Given task: Restate all the material verbatim, except for the pictures.

Data to use:
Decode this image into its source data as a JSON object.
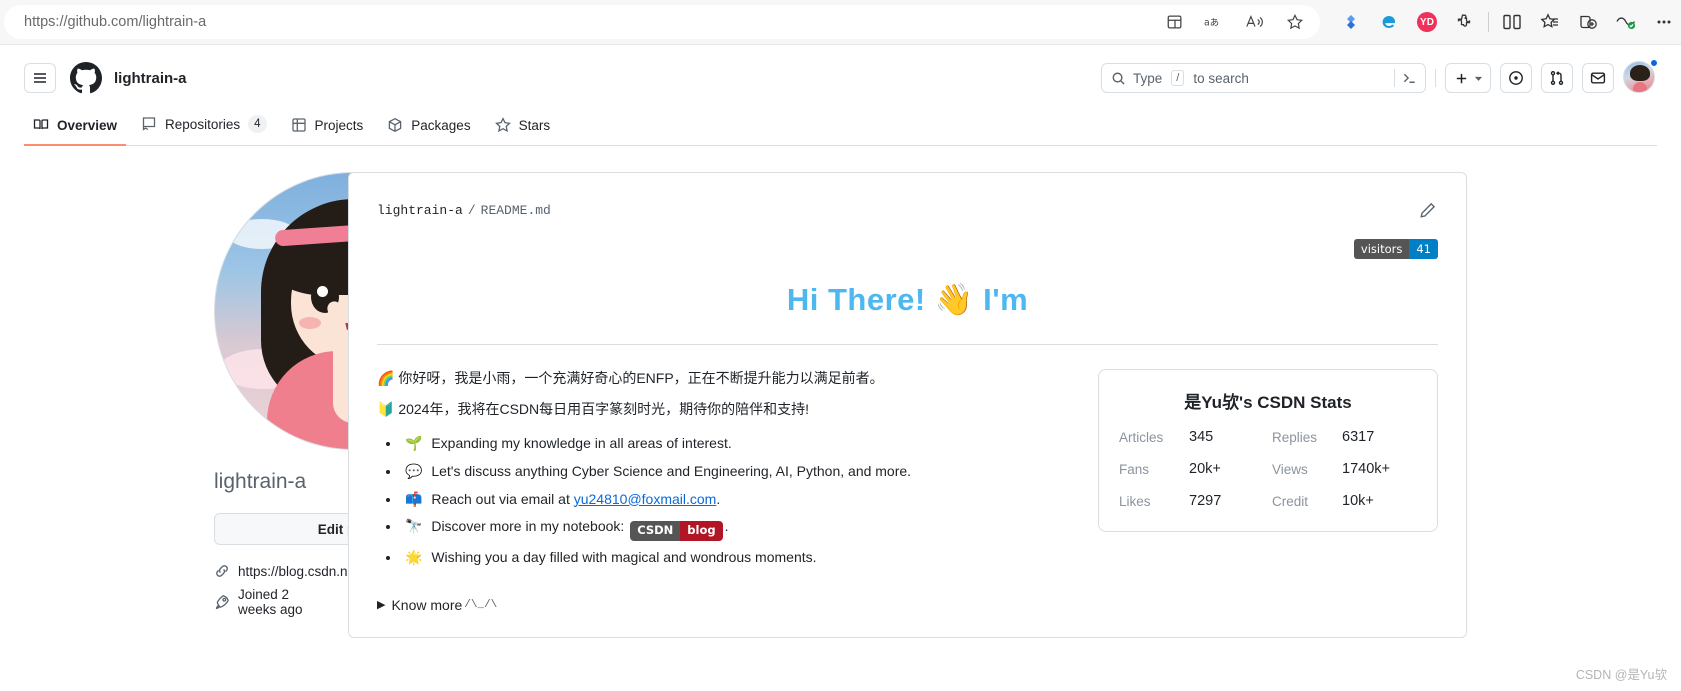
{
  "browser": {
    "url_prefix": "https://",
    "url_domain": "github.com",
    "url_path": "/lightrain-a",
    "url_full": "https://github.com/lightrain-a",
    "icons": [
      "split-screen-icon",
      "translate-icon",
      "read-aloud-icon",
      "favorite-star-icon"
    ],
    "extension_icons": [
      "diamond-extension-icon",
      "internet-explorer-icon",
      "youdao-extension-icon",
      "puzzle-extensions-icon"
    ],
    "right_icons": [
      "split-screen-icon",
      "collections-icon",
      "add-tab-group-icon",
      "browser-essentials-icon",
      "settings-more-icon"
    ],
    "youdao_badge": "YD"
  },
  "header": {
    "menu_icon": "hamburger-menu-icon",
    "logo_icon": "github-mark-icon",
    "owner": "lightrain-a",
    "search": {
      "icon": "search-icon",
      "placeholder_prefix": "Type",
      "placeholder_key": "/",
      "placeholder_suffix": "to search",
      "terminal_icon": "command-palette-icon"
    },
    "create_button": {
      "icon": "plus-icon",
      "chevron": "chevron-down-icon"
    },
    "issues_icon": "issues-dot-icon",
    "pull_requests_icon": "git-pull-request-icon",
    "inbox_icon": "inbox-mail-icon",
    "avatar": "user-avatar",
    "tabs": [
      {
        "label": "Overview",
        "icon": "book-icon",
        "count": null,
        "active": true
      },
      {
        "label": "Repositories",
        "icon": "repo-icon",
        "count": "4",
        "active": false
      },
      {
        "label": "Projects",
        "icon": "project-icon",
        "count": null,
        "active": false
      },
      {
        "label": "Packages",
        "icon": "package-cube-icon",
        "count": null,
        "active": false
      },
      {
        "label": "Stars",
        "icon": "star-icon",
        "count": null,
        "active": false
      }
    ]
  },
  "profile": {
    "avatar_name": "profile-avatar-anime-girl",
    "emoji_status_icon": "smiley-face-icon",
    "username": "lightrain-a",
    "edit_button": "Edit profile",
    "meta": [
      {
        "icon": "link-icon",
        "text": "https://blog.csdn.net/WTYuong"
      },
      {
        "icon": "rocket-icon",
        "text": "Joined 2 weeks ago"
      }
    ]
  },
  "readme": {
    "owner": "lightrain-a",
    "separator": "/",
    "filename": "README.md",
    "edit_icon": "pencil-edit-icon",
    "visitors_badge": {
      "label": "visitors",
      "value": "41",
      "label_color": "#555555",
      "value_color": "#007ec6"
    },
    "heading": "Hi There!",
    "heading_emoji": "👋",
    "heading_suffix": "I'm",
    "heading_color": "#4db8f0",
    "intro_lines": [
      {
        "emoji": "🌈",
        "text": "你好呀，我是小雨，一个充满好奇心的ENFP，正在不断提升能力以满足前者。"
      },
      {
        "emoji": "🔰",
        "text": "2024年，我将在CSDN每日用百字篆刻时光，期待你的陪伴和支持!"
      }
    ],
    "bullets": [
      {
        "emoji": "🌱",
        "text": "Expanding my knowledge in all areas of interest.",
        "link": null,
        "badge": null,
        "tail": ""
      },
      {
        "emoji": "💬",
        "text": "Let's discuss anything Cyber Science and Engineering, AI, Python, and more.",
        "link": null,
        "badge": null,
        "tail": ""
      },
      {
        "emoji": "📫",
        "text": "Reach out via email at ",
        "link": "yu24810@foxmail.com",
        "badge": null,
        "tail": "."
      },
      {
        "emoji": "🔭",
        "text": "Discover more in my notebook: ",
        "link": null,
        "badge": {
          "label": "CSDN",
          "value": "blog",
          "label_color": "#555555",
          "value_color": "#b01626"
        },
        "tail": "."
      },
      {
        "emoji": "🌟",
        "text": "Wishing you a day filled with magical and wondrous moments.",
        "link": null,
        "badge": null,
        "tail": ""
      }
    ],
    "know_more": {
      "triangle": "▶",
      "label": "Know more",
      "ascii_cat": "/\\_/\\"
    }
  },
  "stats_card": {
    "title": "是Yu欤's CSDN Stats",
    "rows": [
      {
        "k1": "Articles",
        "v1": "345",
        "k2": "Replies",
        "v2": "6317"
      },
      {
        "k1": "Fans",
        "v1": "20k+",
        "k2": "Views",
        "v2": "1740k+"
      },
      {
        "k1": "Likes",
        "v1": "7297",
        "k2": "Credit",
        "v2": "10k+"
      }
    ]
  },
  "watermark": "CSDN @是Yu欤"
}
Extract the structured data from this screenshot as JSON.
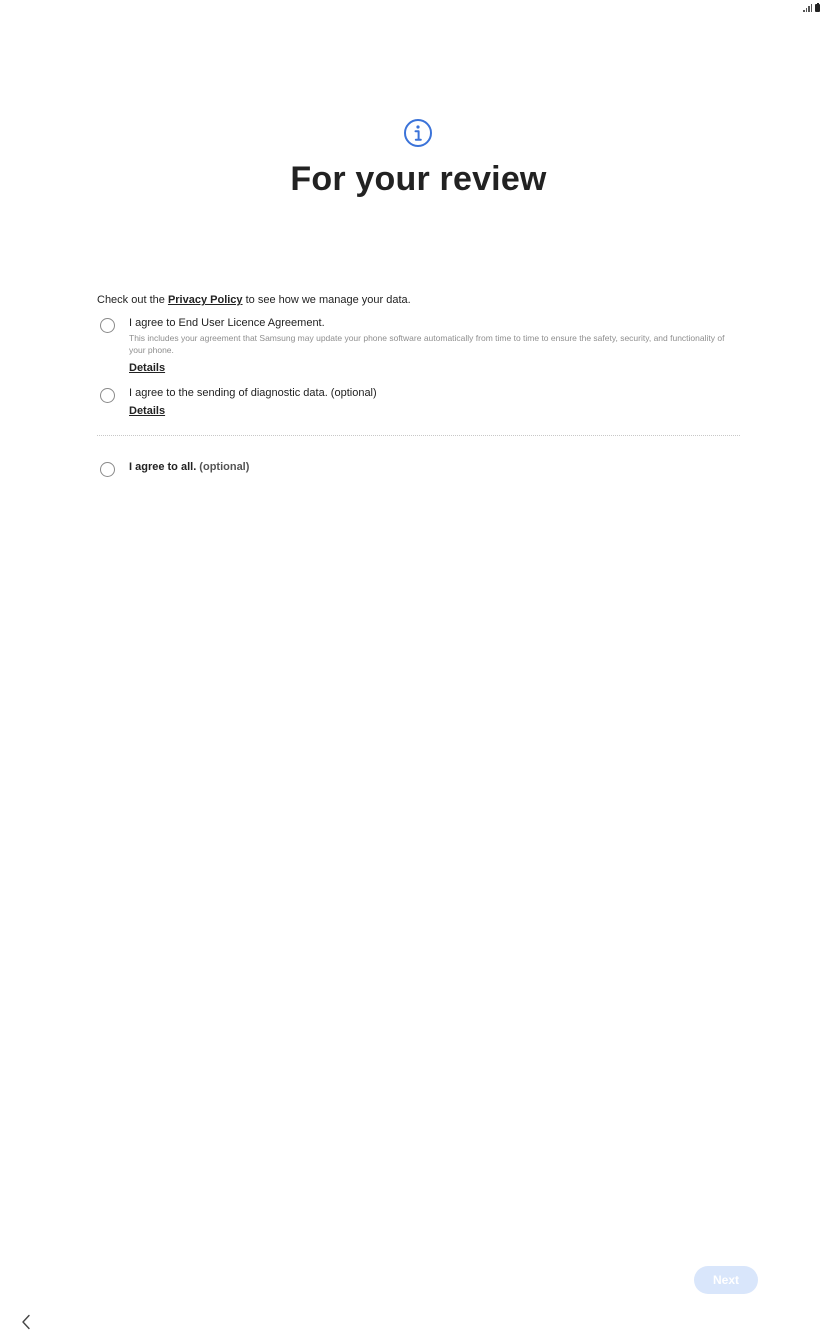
{
  "status_bar": {
    "signal_icon": "signal-icon",
    "battery_icon": "battery-icon"
  },
  "header": {
    "icon": "info-icon",
    "accent_color": "#3b73d9",
    "title": "For your review"
  },
  "privacy": {
    "prefix": "Check out the ",
    "link_label": "Privacy Policy",
    "suffix": " to see how we manage your data."
  },
  "agreements": [
    {
      "label": "I agree to End User Licence Agreement.",
      "description": "This includes your agreement that Samsung may update your phone software automatically from time to time to ensure the safety, security, and functionality of your phone.",
      "details_label": "Details",
      "checked": false
    },
    {
      "label": "I agree to the sending of diagnostic data. (optional)",
      "details_label": "Details",
      "checked": false
    }
  ],
  "agree_all": {
    "label": "I agree to all.",
    "optional": " (optional)",
    "checked": false
  },
  "footer": {
    "next_label": "Next",
    "next_color": "#d9e6fb",
    "back_icon": "chevron-left-icon"
  }
}
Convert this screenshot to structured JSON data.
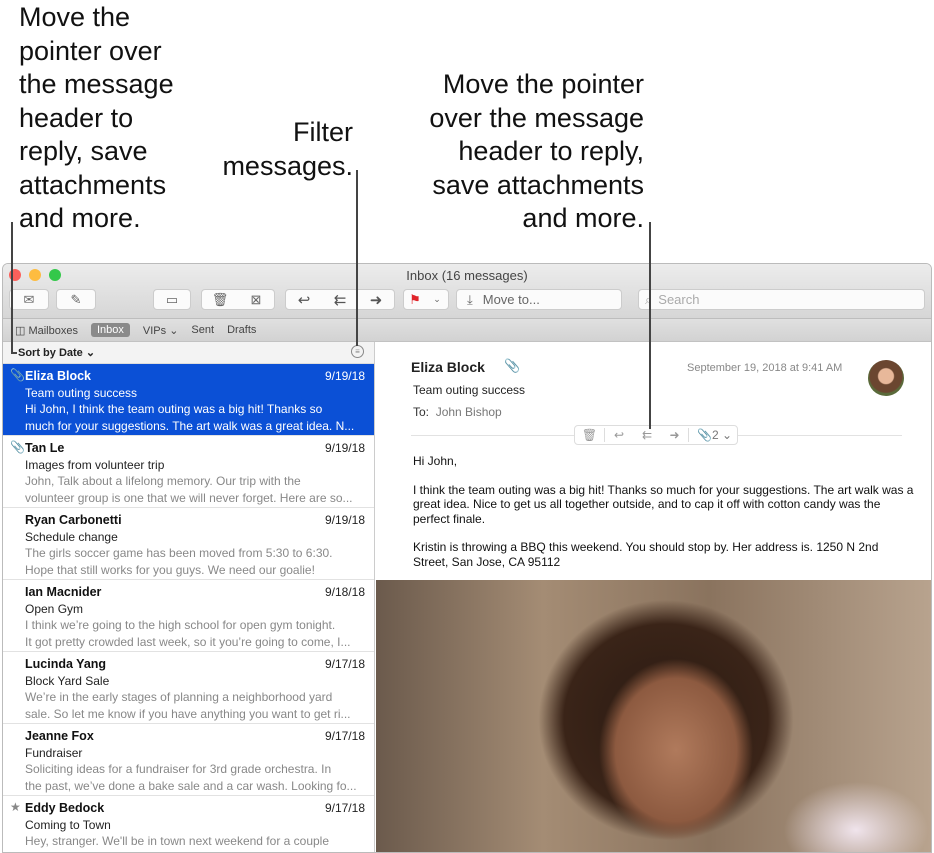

Task result:
Decode this image into its source data as a JSON object.
{
  "browser": {
    "url_prefix": "https://",
    "url_domain": "github.com",
    "url_path": "/lightrain-a",
    "url_full": "https://github.com/lightrain-a",
    "icons": [
      "split-screen-icon",
      "translate-icon",
      "read-aloud-icon",
      "favorite-star-icon"
    ],
    "extension_icons": [
      "diamond-extension-icon",
      "internet-explorer-icon",
      "youdao-extension-icon",
      "puzzle-extensions-icon"
    ],
    "right_icons": [
      "split-screen-icon",
      "collections-icon",
      "add-tab-group-icon",
      "browser-essentials-icon",
      "settings-more-icon"
    ],
    "youdao_badge": "YD"
  },
  "header": {
    "menu_icon": "hamburger-menu-icon",
    "logo_icon": "github-mark-icon",
    "owner": "lightrain-a",
    "search": {
      "icon": "search-icon",
      "placeholder_prefix": "Type",
      "placeholder_key": "/",
      "placeholder_suffix": "to search",
      "terminal_icon": "command-palette-icon"
    },
    "create_button": {
      "icon": "plus-icon",
      "chevron": "chevron-down-icon"
    },
    "issues_icon": "issues-dot-icon",
    "pull_requests_icon": "git-pull-request-icon",
    "inbox_icon": "inbox-mail-icon",
    "avatar": "user-avatar",
    "tabs": [
      {
        "label": "Overview",
        "icon": "book-icon",
        "count": null,
        "active": true
      },
      {
        "label": "Repositories",
        "icon": "repo-icon",
        "count": "4",
        "active": false
      },
      {
        "label": "Projects",
        "icon": "project-icon",
        "count": null,
        "active": false
      },
      {
        "label": "Packages",
        "icon": "package-cube-icon",
        "count": null,
        "active": false
      },
      {
        "label": "Stars",
        "icon": "star-icon",
        "count": null,
        "active": false
      }
    ]
  },
  "profile": {
    "avatar_name": "profile-avatar-anime-girl",
    "emoji_status_icon": "smiley-face-icon",
    "username": "lightrain-a",
    "edit_button": "Edit profile",
    "meta": [
      {
        "icon": "link-icon",
        "text": "https://blog.csdn.net/WTYuong"
      },
      {
        "icon": "rocket-icon",
        "text": "Joined 2 weeks ago"
      }
    ]
  },
  "readme": {
    "owner": "lightrain-a",
    "separator": "/",
    "filename": "README.md",
    "edit_icon": "pencil-edit-icon",
    "visitors_badge": {
      "label": "visitors",
      "value": "41",
      "label_color": "#555555",
      "value_color": "#007ec6"
    },
    "heading": "Hi There!",
    "heading_emoji": "👋",
    "heading_suffix": "I'm",
    "heading_color": "#4db8f0",
    "intro_lines": [
      {
        "emoji": "🌈",
        "text": "你好呀，我是小雨，一个充满好奇心的ENFP，正在不断提升能力以满足前者。"
      },
      {
        "emoji": "🔰",
        "text": "2024年，我将在CSDN每日用百字篆刻时光，期待你的陪伴和支持!"
      }
    ],
    "bullets": [
      {
        "emoji": "🌱",
        "text": "Expanding my knowledge in all areas of interest.",
        "link": null,
        "badge": null,
        "tail": ""
      },
      {
        "emoji": "💬",
        "text": "Let's discuss anything Cyber Science and Engineering, AI, Python, and more.",
        "link": null,
        "badge": null,
        "tail": ""
      },
      {
        "emoji": "📫",
        "text": "Reach out via email at ",
        "link": "yu24810@foxmail.com",
        "badge": null,
        "tail": "."
      },
      {
        "emoji": "🔭",
        "text": "Discover more in my notebook: ",
        "link": null,
        "badge": {
          "label": "CSDN",
          "value": "blog",
          "label_color": "#555555",
          "value_color": "#b01626"
        },
        "tail": "."
      },
      {
        "emoji": "🌟",
        "text": "Wishing you a day filled with magical and wondrous moments.",
        "link": null,
        "badge": null,
        "tail": ""
      }
    ],
    "know_more": {
      "triangle": "▶",
      "label": "Know more",
      "ascii_cat": "/\\_/\\"
    }
  },
  "stats_card": {
    "title": "是Yu欤's CSDN Stats",
    "rows": [
      {
        "k1": "Articles",
        "v1": "345",
        "k2": "Replies",
        "v2": "6317"
      },
      {
        "k1": "Fans",
        "v1": "20k+",
        "k2": "Views",
        "v2": "1740k+"
      },
      {
        "k1": "Likes",
        "v1": "7297",
        "k2": "Credit",
        "v2": "10k+"
      }
    ]
  },
  "watermark": "CSDN @是Yu欤"
}
Extract the structured data from this screenshot as JSON.
{
  "status_bar": {
    "signal_icon": "signal-icon",
    "battery_icon": "battery-icon"
  },
  "header": {
    "icon": "info-icon",
    "accent_color": "#3b73d9",
    "title": "For your review"
  },
  "privacy": {
    "prefix": "Check out the ",
    "link_label": "Privacy Policy",
    "suffix": " to see how we manage your data."
  },
  "agreements": [
    {
      "label": "I agree to End User Licence Agreement.",
      "description": "This includes your agreement that Samsung may update your phone software automatically from time to time to ensure the safety, security, and functionality of your phone.",
      "details_label": "Details",
      "checked": false
    },
    {
      "label": "I agree to the sending of diagnostic data. (optional)",
      "details_label": "Details",
      "checked": false
    }
  ],
  "agree_all": {
    "label": "I agree to all.",
    "optional": " (optional)",
    "checked": false
  },
  "footer": {
    "next_label": "Next",
    "next_color": "#d9e6fb",
    "back_icon": "chevron-left-icon"
  }
}
Convert this screenshot to structured JSON data.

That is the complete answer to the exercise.